__Given instruction__: Repeat the whole of the data, keeping every detail the same.

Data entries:
• • • • •

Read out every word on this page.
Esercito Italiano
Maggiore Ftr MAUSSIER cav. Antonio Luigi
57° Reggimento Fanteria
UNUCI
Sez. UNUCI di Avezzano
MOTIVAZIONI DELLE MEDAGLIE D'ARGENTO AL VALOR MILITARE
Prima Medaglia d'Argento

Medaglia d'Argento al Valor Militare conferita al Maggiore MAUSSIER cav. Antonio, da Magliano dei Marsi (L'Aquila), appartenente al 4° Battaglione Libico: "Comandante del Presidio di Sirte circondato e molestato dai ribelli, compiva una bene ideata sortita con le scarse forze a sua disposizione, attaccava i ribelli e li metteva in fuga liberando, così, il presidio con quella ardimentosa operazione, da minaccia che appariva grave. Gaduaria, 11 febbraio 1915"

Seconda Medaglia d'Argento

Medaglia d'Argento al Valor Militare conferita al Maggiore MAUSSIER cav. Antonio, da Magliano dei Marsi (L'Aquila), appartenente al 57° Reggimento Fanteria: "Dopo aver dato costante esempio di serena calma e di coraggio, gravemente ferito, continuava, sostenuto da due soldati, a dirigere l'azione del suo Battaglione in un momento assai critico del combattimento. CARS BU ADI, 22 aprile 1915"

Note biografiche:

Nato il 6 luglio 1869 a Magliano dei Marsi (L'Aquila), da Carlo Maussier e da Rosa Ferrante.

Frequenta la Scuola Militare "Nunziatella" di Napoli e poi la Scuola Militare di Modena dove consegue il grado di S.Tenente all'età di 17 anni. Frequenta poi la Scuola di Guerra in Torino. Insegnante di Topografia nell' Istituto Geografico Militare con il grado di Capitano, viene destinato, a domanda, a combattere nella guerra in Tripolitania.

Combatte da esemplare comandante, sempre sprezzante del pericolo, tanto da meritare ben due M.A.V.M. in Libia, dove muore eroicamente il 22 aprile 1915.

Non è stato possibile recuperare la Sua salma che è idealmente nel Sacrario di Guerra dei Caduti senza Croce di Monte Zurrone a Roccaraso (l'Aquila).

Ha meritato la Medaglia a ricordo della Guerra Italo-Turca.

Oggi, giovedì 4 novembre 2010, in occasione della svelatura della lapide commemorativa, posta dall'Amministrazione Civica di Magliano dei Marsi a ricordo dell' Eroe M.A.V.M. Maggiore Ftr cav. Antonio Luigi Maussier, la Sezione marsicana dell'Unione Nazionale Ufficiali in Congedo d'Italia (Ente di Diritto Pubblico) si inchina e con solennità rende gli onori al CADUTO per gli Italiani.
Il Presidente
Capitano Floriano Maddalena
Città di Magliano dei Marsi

• • • • •

__Exercise solution__:
Read out every word on this page.
Esercito Italiano
Maggiore Ftr MAUSSIER cav. Antonio Luigi
57° Reggimento Fanteria
UNUCI
Sez. UNUCI di Avezzano
MOTIVAZIONI DELLE MEDAGLIE D'ARGENTO AL VALOR MILITARE
Prima Medaglia d'Argento

Medaglia d'Argento al Valor Militare conferita al Maggiore MAUSSIER cav. Antonio, da Magliano dei Marsi (L'Aquila), appartenente al 4° Battaglione Libico: "Comandante del Presidio di Sirte circondato e molestato dai ribelli, compiva una bene ideata sortita con le scarse forze a sua disposizione, attaccava i ribelli e li metteva in fuga liberando, così, il presidio con quella ardimentosa operazione, da minaccia che appariva grave. Gaduaria, 11 febbraio 1915"

Seconda Medaglia d'Argento

Medaglia d'Argento al Valor Militare conferita al Maggiore MAUSSIER cav. Antonio, da Magliano dei Marsi (L'Aquila), appartenente al 57° Reggimento Fanteria: "Dopo aver dato costante esempio di serena calma e di coraggio, gravemente ferito, continuava, sostenuto da due soldati, a dirigere l'azione del suo Battaglione in un momento assai critico del combattimento. CARS BU ADI, 22 aprile 1915"

Note biografiche:

Nato il 6 luglio 1869 a Magliano dei Marsi (L'Aquila), da Carlo Maussier e da Rosa Ferrante.

Frequenta la Scuola Militare "Nunziatella" di Napoli e poi la Scuola Militare di Modena dove consegue il grado di S.Tenente all'età di 17 anni. Frequenta poi la Scuola di Guerra in Torino. Insegnante di Topografia nell' Istituto Geografico Militare con il grado di Capitano, viene destinato, a domanda, a combattere nella guerra in Tripolitania.

Combatte da esemplare comandante, sempre sprezzante del pericolo, tanto da meritare ben due M.A.V.M. in Libia, dove muore eroicamente il 22 aprile 1915.

Non è stato possibile recuperare la Sua salma che è idealmente nel Sacrario di Guerra dei Caduti senza Croce di Monte Zurrone a Roccaraso (l'Aquila).

Ha meritato la Medaglia a ricordo della Guerra Italo-Turca.

Oggi, giovedì 4 novembre 2010, in occasione della svelatura della lapide commemorativa, posta dall'Amministrazione Civica di Magliano dei Marsi a ricordo dell' Eroe M.A.V.M. Maggiore Ftr cav. Antonio Luigi Maussier, la Sezione marsicana dell'Unione Nazionale Ufficiali in Congedo d'Italia (Ente di Diritto Pubblico) si inchina e con solennità rende gli onori al CADUTO per gli Italiani.
Il Presidente
Capitano Floriano Maddalena
Città di Magliano dei Marsi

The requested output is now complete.